* _Work to complete_
Look through the entries and report how many lines include the word "color". Give the number alone.

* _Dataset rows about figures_
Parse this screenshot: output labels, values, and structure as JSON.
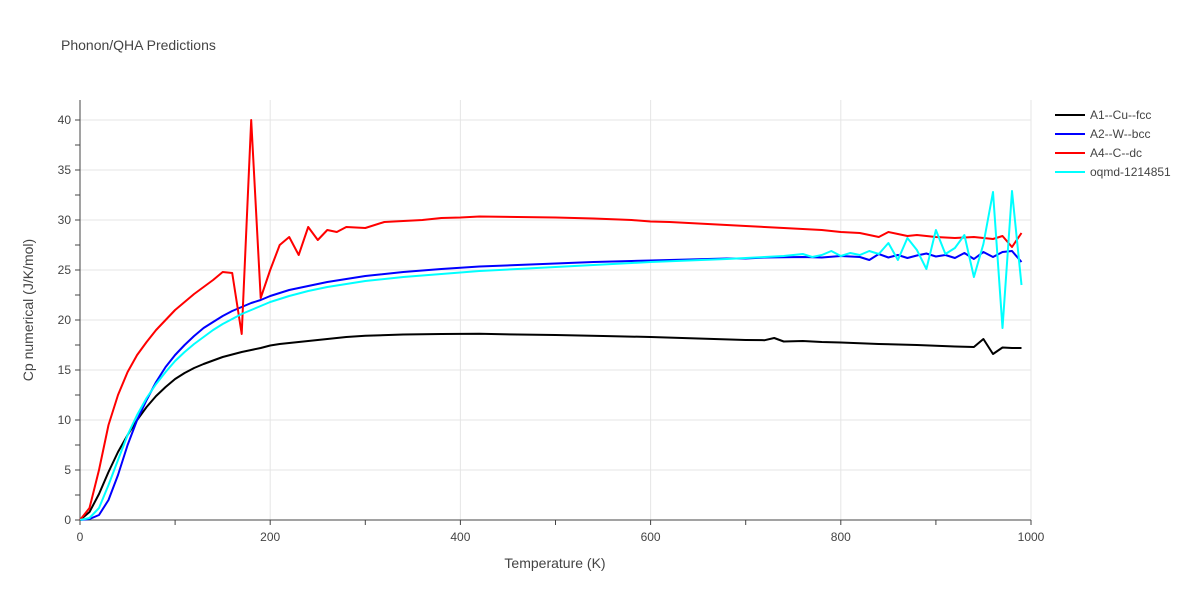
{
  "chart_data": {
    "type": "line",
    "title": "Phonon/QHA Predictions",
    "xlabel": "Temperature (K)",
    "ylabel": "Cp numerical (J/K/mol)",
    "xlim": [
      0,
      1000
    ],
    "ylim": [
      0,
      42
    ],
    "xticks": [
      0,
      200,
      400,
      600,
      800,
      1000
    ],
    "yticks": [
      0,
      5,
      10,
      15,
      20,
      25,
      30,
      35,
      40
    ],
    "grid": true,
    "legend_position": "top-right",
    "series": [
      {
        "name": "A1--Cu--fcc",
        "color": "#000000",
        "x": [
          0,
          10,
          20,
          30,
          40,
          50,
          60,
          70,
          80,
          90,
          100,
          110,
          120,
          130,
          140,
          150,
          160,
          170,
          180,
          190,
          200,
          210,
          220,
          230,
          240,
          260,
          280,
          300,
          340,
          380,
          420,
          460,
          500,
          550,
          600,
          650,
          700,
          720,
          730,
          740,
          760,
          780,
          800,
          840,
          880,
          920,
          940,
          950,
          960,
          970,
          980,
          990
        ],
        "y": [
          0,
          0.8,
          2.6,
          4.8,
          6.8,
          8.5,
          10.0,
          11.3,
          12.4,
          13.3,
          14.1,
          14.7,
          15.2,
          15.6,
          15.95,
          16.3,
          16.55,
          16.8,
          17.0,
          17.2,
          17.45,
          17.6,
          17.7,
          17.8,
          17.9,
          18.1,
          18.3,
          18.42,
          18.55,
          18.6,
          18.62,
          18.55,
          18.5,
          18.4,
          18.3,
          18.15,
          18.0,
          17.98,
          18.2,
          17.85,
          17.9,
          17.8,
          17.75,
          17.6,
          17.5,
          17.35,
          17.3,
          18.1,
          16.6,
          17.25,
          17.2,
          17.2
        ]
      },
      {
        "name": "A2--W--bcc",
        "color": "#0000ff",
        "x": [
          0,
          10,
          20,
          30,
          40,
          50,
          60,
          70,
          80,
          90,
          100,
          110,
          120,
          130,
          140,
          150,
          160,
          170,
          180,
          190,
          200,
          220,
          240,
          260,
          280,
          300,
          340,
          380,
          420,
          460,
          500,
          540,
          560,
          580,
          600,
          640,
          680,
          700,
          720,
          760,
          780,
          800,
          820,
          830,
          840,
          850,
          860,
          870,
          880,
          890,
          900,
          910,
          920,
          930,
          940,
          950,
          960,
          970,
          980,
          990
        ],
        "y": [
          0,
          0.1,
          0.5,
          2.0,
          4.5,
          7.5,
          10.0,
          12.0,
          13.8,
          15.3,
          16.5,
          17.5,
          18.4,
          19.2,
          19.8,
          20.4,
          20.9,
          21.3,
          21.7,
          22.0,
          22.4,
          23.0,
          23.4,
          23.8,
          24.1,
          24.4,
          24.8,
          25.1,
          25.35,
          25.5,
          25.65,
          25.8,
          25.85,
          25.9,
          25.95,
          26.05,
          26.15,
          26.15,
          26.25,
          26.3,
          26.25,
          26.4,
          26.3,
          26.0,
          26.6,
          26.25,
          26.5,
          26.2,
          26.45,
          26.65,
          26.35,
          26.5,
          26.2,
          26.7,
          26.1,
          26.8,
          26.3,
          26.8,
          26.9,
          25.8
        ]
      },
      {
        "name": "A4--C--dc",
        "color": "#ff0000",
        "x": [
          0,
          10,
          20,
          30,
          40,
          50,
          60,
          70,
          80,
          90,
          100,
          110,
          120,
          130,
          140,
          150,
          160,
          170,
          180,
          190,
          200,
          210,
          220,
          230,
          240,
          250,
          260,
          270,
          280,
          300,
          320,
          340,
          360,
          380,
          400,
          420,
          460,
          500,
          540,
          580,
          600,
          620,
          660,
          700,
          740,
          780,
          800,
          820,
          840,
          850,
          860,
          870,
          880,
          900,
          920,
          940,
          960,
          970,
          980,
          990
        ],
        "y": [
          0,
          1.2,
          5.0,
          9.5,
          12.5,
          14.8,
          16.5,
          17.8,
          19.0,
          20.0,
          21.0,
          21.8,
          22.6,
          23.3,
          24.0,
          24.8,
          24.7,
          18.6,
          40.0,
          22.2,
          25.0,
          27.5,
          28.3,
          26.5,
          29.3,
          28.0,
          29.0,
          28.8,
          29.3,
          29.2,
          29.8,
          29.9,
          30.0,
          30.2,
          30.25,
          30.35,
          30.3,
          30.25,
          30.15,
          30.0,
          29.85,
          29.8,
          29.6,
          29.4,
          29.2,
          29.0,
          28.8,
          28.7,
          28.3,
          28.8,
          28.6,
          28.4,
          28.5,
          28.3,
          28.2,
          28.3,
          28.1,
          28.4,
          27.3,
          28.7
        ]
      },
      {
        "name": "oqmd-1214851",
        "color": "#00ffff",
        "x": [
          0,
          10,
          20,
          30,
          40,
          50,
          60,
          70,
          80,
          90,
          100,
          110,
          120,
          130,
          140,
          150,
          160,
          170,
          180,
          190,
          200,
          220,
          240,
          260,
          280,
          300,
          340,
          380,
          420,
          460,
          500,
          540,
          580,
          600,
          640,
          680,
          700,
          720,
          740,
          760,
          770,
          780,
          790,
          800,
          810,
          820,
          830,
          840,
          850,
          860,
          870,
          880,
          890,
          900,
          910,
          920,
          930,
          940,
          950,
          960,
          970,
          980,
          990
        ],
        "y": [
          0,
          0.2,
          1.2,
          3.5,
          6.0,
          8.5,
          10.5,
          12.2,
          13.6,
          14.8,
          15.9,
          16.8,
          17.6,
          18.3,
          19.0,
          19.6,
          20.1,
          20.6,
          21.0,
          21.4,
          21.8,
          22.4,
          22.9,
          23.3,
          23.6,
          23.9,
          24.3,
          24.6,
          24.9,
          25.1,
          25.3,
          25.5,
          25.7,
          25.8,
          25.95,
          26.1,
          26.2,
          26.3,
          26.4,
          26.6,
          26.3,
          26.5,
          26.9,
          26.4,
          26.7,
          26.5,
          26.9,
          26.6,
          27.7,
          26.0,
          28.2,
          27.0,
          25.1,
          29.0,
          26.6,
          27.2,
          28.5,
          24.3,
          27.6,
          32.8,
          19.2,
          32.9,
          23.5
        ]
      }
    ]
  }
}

* * *

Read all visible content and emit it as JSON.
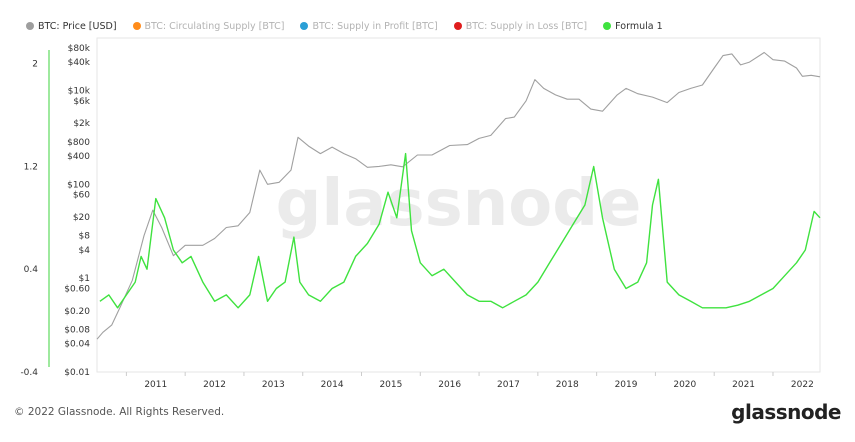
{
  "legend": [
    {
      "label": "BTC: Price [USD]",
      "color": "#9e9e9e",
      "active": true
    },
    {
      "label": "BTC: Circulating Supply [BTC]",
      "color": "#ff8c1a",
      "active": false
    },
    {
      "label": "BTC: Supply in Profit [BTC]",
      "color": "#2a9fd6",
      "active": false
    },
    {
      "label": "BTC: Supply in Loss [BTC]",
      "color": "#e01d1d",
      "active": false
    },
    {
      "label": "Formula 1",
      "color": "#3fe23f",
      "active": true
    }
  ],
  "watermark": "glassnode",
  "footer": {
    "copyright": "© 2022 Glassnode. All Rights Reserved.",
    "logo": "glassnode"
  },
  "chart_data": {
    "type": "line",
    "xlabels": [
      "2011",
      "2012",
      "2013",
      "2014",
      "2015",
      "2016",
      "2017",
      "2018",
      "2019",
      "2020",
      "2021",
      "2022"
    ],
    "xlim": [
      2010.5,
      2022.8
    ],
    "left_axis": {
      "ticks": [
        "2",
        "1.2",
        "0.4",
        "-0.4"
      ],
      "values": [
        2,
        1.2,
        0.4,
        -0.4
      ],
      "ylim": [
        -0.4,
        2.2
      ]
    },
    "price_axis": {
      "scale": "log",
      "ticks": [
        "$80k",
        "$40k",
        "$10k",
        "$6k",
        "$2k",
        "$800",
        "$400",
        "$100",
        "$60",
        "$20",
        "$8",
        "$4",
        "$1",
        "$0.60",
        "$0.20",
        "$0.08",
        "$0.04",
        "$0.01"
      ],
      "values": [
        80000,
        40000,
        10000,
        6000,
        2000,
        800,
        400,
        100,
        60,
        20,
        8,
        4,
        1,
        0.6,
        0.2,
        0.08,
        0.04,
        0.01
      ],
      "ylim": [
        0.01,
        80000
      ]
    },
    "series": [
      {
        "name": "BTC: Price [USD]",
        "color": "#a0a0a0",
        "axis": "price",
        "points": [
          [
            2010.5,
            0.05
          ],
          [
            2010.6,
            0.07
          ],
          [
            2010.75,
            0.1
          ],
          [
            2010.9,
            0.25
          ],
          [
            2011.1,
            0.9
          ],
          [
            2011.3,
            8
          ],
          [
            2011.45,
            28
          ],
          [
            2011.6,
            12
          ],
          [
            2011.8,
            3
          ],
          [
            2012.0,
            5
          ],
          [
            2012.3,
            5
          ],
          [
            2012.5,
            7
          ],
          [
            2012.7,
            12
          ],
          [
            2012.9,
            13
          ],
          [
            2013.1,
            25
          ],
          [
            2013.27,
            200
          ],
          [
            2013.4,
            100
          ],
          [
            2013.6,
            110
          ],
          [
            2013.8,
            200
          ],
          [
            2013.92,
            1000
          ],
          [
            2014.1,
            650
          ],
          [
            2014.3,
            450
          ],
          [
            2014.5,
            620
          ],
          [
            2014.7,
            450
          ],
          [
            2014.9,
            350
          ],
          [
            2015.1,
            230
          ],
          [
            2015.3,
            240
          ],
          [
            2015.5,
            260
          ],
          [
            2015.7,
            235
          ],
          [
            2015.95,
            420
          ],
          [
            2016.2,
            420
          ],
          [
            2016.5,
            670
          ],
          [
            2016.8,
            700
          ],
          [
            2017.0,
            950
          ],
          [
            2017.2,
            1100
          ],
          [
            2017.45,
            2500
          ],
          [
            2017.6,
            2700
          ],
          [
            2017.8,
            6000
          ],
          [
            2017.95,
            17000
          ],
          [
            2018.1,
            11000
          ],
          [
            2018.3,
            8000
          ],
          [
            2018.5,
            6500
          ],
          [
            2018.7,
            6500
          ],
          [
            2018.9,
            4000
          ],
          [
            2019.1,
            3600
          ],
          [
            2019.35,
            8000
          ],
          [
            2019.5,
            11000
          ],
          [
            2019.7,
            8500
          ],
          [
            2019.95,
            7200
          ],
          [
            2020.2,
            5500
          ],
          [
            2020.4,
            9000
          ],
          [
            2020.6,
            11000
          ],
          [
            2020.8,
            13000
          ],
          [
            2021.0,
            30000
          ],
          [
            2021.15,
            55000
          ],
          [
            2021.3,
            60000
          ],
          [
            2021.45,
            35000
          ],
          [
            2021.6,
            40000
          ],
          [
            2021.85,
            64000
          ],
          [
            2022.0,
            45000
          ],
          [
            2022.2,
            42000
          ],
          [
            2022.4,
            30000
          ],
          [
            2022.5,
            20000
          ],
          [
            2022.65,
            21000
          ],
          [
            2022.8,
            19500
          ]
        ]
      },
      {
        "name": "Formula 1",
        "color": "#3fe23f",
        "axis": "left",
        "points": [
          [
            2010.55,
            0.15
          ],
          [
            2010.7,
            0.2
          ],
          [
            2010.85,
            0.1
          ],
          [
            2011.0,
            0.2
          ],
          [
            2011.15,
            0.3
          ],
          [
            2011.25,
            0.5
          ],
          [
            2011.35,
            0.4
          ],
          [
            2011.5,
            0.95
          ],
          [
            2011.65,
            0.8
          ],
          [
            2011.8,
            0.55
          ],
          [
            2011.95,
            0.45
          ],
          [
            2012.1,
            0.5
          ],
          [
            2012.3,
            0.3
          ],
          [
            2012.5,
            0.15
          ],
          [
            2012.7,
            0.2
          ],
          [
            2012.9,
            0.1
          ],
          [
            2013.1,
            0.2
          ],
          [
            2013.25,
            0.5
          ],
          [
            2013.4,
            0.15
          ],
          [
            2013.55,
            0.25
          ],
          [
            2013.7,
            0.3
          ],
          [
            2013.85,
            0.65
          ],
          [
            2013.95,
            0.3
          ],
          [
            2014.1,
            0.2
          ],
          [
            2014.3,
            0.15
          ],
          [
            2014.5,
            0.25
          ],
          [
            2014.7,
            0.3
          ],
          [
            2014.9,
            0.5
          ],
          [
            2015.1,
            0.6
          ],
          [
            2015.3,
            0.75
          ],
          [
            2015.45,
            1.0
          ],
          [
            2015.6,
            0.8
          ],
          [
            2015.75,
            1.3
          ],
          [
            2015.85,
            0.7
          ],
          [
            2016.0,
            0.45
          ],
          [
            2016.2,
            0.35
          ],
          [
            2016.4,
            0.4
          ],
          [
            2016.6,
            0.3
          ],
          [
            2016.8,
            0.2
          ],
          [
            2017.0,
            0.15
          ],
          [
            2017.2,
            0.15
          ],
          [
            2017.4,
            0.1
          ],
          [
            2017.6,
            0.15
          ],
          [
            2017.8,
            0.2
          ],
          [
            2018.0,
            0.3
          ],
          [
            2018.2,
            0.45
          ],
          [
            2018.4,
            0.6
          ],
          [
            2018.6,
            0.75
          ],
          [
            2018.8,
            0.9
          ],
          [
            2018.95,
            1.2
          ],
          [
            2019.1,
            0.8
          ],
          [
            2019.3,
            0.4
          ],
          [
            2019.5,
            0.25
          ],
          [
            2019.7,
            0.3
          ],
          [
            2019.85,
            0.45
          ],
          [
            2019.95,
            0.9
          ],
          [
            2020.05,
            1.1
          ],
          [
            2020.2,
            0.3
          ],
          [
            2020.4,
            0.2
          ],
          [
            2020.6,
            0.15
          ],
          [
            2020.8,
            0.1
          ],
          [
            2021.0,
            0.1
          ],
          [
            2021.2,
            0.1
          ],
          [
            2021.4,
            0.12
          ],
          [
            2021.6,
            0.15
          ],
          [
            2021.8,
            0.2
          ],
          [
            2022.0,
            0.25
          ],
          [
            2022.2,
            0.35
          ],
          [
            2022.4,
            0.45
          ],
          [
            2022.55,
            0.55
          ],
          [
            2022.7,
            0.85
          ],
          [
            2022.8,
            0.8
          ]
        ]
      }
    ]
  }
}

* _Result_
11